» WRITTEN TASK: Each record below should be repeated precisely as written.

» RECORDS FOR THIS TASK:
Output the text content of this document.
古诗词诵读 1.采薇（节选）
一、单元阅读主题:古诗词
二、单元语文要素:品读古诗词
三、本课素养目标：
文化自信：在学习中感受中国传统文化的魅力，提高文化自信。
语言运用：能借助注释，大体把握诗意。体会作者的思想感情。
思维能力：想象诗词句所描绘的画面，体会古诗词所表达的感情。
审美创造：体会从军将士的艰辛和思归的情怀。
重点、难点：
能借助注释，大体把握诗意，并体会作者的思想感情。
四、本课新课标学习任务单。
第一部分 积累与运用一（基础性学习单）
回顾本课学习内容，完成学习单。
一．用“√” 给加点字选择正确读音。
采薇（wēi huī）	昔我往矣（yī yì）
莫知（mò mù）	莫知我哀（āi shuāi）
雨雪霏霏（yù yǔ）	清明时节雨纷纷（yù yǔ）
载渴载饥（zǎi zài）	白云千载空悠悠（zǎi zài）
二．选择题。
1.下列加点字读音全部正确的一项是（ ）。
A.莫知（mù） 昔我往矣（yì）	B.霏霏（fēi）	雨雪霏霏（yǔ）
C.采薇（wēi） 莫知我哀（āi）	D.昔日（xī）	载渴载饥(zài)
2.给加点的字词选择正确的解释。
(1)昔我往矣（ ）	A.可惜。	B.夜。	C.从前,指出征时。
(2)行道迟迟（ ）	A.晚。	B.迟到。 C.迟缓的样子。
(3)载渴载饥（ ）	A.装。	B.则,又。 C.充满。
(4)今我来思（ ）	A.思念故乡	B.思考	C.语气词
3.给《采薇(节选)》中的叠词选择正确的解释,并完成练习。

» THE OUTPUT:
Output the text content of this document.
古诗词诵读 1.采薇（节选）
一、单元阅读主题:古诗词
二、单元语文要素:品读古诗词
三、本课素养目标：
文化自信：在学习中感受中国传统文化的魅力，提高文化自信。
语言运用：能借助注释，大体把握诗意。体会作者的思想感情。
思维能力：想象诗词句所描绘的画面，体会古诗词所表达的感情。
审美创造：体会从军将士的艰辛和思归的情怀。
重点、难点：
能借助注释，大体把握诗意，并体会作者的思想感情。
四、本课新课标学习任务单。
第一部分 积累与运用一（基础性学习单）
回顾本课学习内容，完成学习单。
一．用“√” 给加点字选择正确读音。
采薇（wēi huī）	昔我往矣（yī yì）
莫知（mò mù）	莫知我哀（āi shuāi）
雨雪霏霏（yù yǔ）	清明时节雨纷纷（yù yǔ）
载渴载饥（zǎi zài）	白云千载空悠悠（zǎi zài）
二．选择题。
1.下列加点字读音全部正确的一项是（ ）。
A.莫知（mù） 昔我往矣（yì）	B.霏霏（fēi）	雨雪霏霏（yǔ）
C.采薇（wēi） 莫知我哀（āi）	D.昔日（xī）	载渴载饥(zài)
2.给加点的字词选择正确的解释。
(1)昔我往矣（ ）	A.可惜。	B.夜。	C.从前,指出征时。
(2)行道迟迟（ ）	A.晚。	B.迟到。 C.迟缓的样子。
(3)载渴载饥（ ）	A.装。	B.则,又。 C.充满。
(4)今我来思（ ）	A.思念故乡	B.思考	C.语气词
3.给《采薇(节选)》中的叠词选择正确的解释,并完成练习。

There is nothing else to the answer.